## Goal of the exercise
Every entry below should be printed exactly, without its images.

[Collected data entries]
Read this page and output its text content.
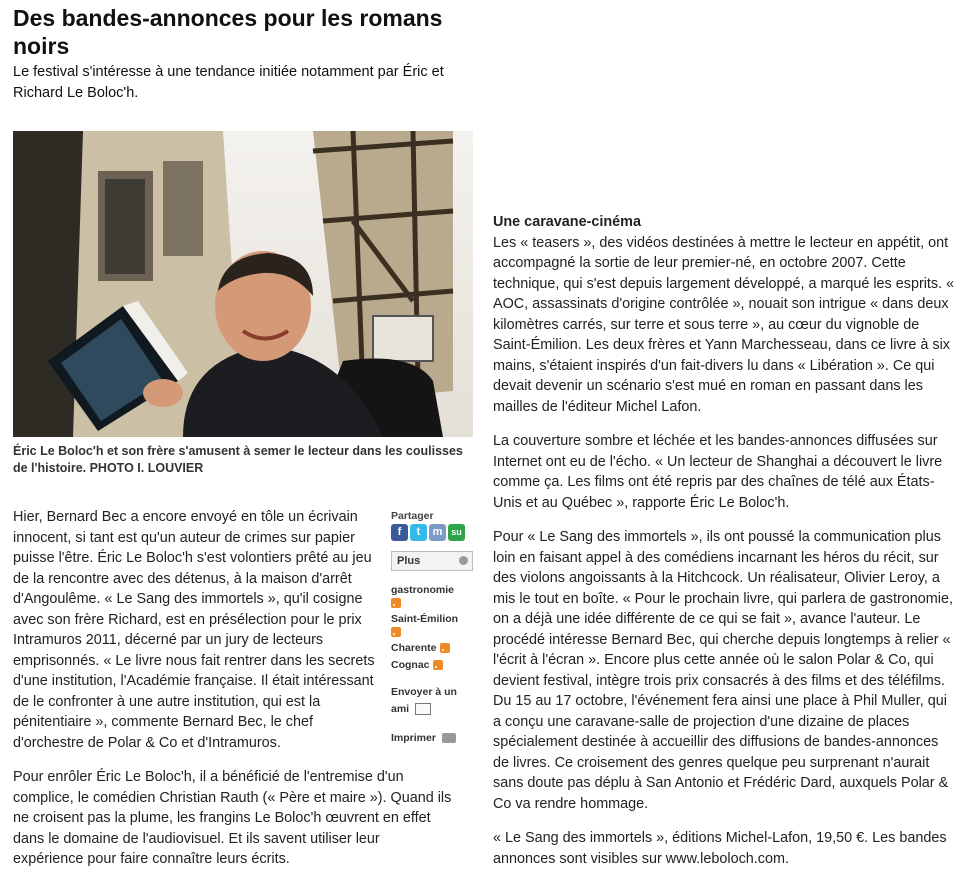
Des bandes-annonces pour les romans noirs
Le festival s'intéresse à une tendance initiée notamment par Éric et Richard Le Boloc'h.
Éric Le Boloc'h et son frère s'amusent à semer le lecteur dans les coulisses de l'histoire. PHOTO I. LOUVIER

Hier, Bernard Bec a encore envoyé en tôle un écrivain innocent, si tant est qu'un auteur de crimes sur papier puisse l'être. Éric Le Boloc'h s'est volontiers prêté au jeu de la rencontre avec des détenus, à la maison d'arrêt d'Angoulême. « Le Sang des immortels », qu'il cosigne avec son frère Richard, est en présélection pour le prix Intramuros 2011, décerné par un jury de lecteurs emprisonnés. « Le livre nous fait rentrer dans les secrets d'une institution, l'Académie française. Il était intéressant de le confronter à une autre institution, qui est la pénitentiaire », commente Bernard Bec, le chef d'orchestre de Polar & Co et d'Intramuros.

Pour enrôler Éric Le Boloc'h, il a bénéficié de l'entremise d'un complice, le comédien Christian Rauth (« Père et maire »). Quand ils ne croisent pas la plume, les frangins Le Boloc'h œuvrent en effet dans le domaine de l'audiovisuel. Et ils savent utiliser leur expérience pour faire connaître leurs écrits.

Partager
f	t	m su
Plus
gastronomie
Saint-Émilion
Charente
Cognac
Envoyer à un ami
Imprimer
Une caravane-cinéma

Les « teasers », des vidéos destinées à mettre le lecteur en appétit, ont accompagné la sortie de leur premier-né, en octobre 2007. Cette technique, qui s'est depuis largement développé, a marqué les esprits. « AOC, assassinats d'origine contrôlée », nouait son intrigue « dans deux kilomètres carrés, sur terre et sous terre », au cœur du vignoble de Saint-Émilion. Les deux frères et Yann Marchesseau, dans ce livre à six mains, s'étaient inspirés d'un fait-divers lu dans « Libération ». Ce qui devait devenir un scénario s'est mué en roman en passant dans les mailles de l'éditeur Michel Lafon.

La couverture sombre et léchée et les bandes-annonces diffusées sur Internet ont eu de l'écho. « Un lecteur de Shanghai a découvert le livre comme ça. Les films ont été repris par des chaînes de télé aux États-Unis et au Québec », rapporte Éric Le Boloc'h.

Pour « Le Sang des immortels », ils ont poussé la communication plus loin en faisant appel à des comédiens incarnant les héros du récit, sur des violons angoissants à la Hitchcock. Un réalisateur, Olivier Leroy, a mis le tout en boîte. « Pour le prochain livre, qui parlera de gastronomie, on a déjà une idée différente de ce qui se fait », avance l'auteur. Le procédé intéresse Bernard Bec, qui cherche depuis longtemps à relier « l'écrit à l'écran ». Encore plus cette année où le salon Polar & Co, qui devient festival, intègre trois prix consacrés à des films et des téléfilms. Du 15 au 17 octobre, l'événement fera ainsi une place à Phil Muller, qui a conçu une caravane-salle de projection d'une dizaine de places spécialement destinée à accueillir des diffusions de bandes-annonces de livres. Ce croisement des genres quelque peu surprenant n'aurait sans doute pas déplu à San Antonio et Frédéric Dard, auxquels Polar & Co va rendre hommage.

« Le Sang des immortels », éditions Michel-Lafon, 19,50 €. Les bandes annonces sont visibles sur www.leboloch.com.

## Result below
Read this page and output its text content.
Des bandes-annonces pour les romans noirs
Le festival s'intéresse à une tendance initiée notamment par Éric et Richard Le Boloc'h.
Éric Le Boloc'h et son frère s'amusent à semer le lecteur dans les coulisses de l'histoire. PHOTO I. LOUVIER

Hier, Bernard Bec a encore envoyé en tôle un écrivain innocent, si tant est qu'un auteur de crimes sur papier puisse l'être. Éric Le Boloc'h s'est volontiers prêté au jeu de la rencontre avec des détenus, à la maison d'arrêt d'Angoulême. « Le Sang des immortels », qu'il cosigne avec son frère Richard, est en présélection pour le prix Intramuros 2011, décerné par un jury de lecteurs emprisonnés. « Le livre nous fait rentrer dans les secrets d'une institution, l'Académie française. Il était intéressant de le confronter à une autre institution, qui est la pénitentiaire », commente Bernard Bec, le chef d'orchestre de Polar & Co et d'Intramuros.

Pour enrôler Éric Le Boloc'h, il a bénéficié de l'entremise d'un complice, le comédien Christian Rauth (« Père et maire »). Quand ils ne croisent pas la plume, les frangins Le Boloc'h œuvrent en effet dans le domaine de l'audiovisuel. Et ils savent utiliser leur expérience pour faire connaître leurs écrits.

Partager
f	t	m su
Plus
gastronomie
Saint-Émilion
Charente
Cognac
Envoyer à un ami
Imprimer
Une caravane-cinéma

Les « teasers », des vidéos destinées à mettre le lecteur en appétit, ont accompagné la sortie de leur premier-né, en octobre 2007. Cette technique, qui s'est depuis largement développé, a marqué les esprits. « AOC, assassinats d'origine contrôlée », nouait son intrigue « dans deux kilomètres carrés, sur terre et sous terre », au cœur du vignoble de Saint-Émilion. Les deux frères et Yann Marchesseau, dans ce livre à six mains, s'étaient inspirés d'un fait-divers lu dans « Libération ». Ce qui devait devenir un scénario s'est mué en roman en passant dans les mailles de l'éditeur Michel Lafon.

La couverture sombre et léchée et les bandes-annonces diffusées sur Internet ont eu de l'écho. « Un lecteur de Shanghai a découvert le livre comme ça. Les films ont été repris par des chaînes de télé aux États-Unis et au Québec », rapporte Éric Le Boloc'h.

Pour « Le Sang des immortels », ils ont poussé la communication plus loin en faisant appel à des comédiens incarnant les héros du récit, sur des violons angoissants à la Hitchcock. Un réalisateur, Olivier Leroy, a mis le tout en boîte. « Pour le prochain livre, qui parlera de gastronomie, on a déjà une idée différente de ce qui se fait », avance l'auteur. Le procédé intéresse Bernard Bec, qui cherche depuis longtemps à relier « l'écrit à l'écran ». Encore plus cette année où le salon Polar & Co, qui devient festival, intègre trois prix consacrés à des films et des téléfilms. Du 15 au 17 octobre, l'événement fera ainsi une place à Phil Muller, qui a conçu une caravane-salle de projection d'une dizaine de places spécialement destinée à accueillir des diffusions de bandes-annonces de livres. Ce croisement des genres quelque peu surprenant n'aurait sans doute pas déplu à San Antonio et Frédéric Dard, auxquels Polar & Co va rendre hommage.

« Le Sang des immortels », éditions Michel-Lafon, 19,50 €. Les bandes annonces sont visibles sur www.leboloch.com.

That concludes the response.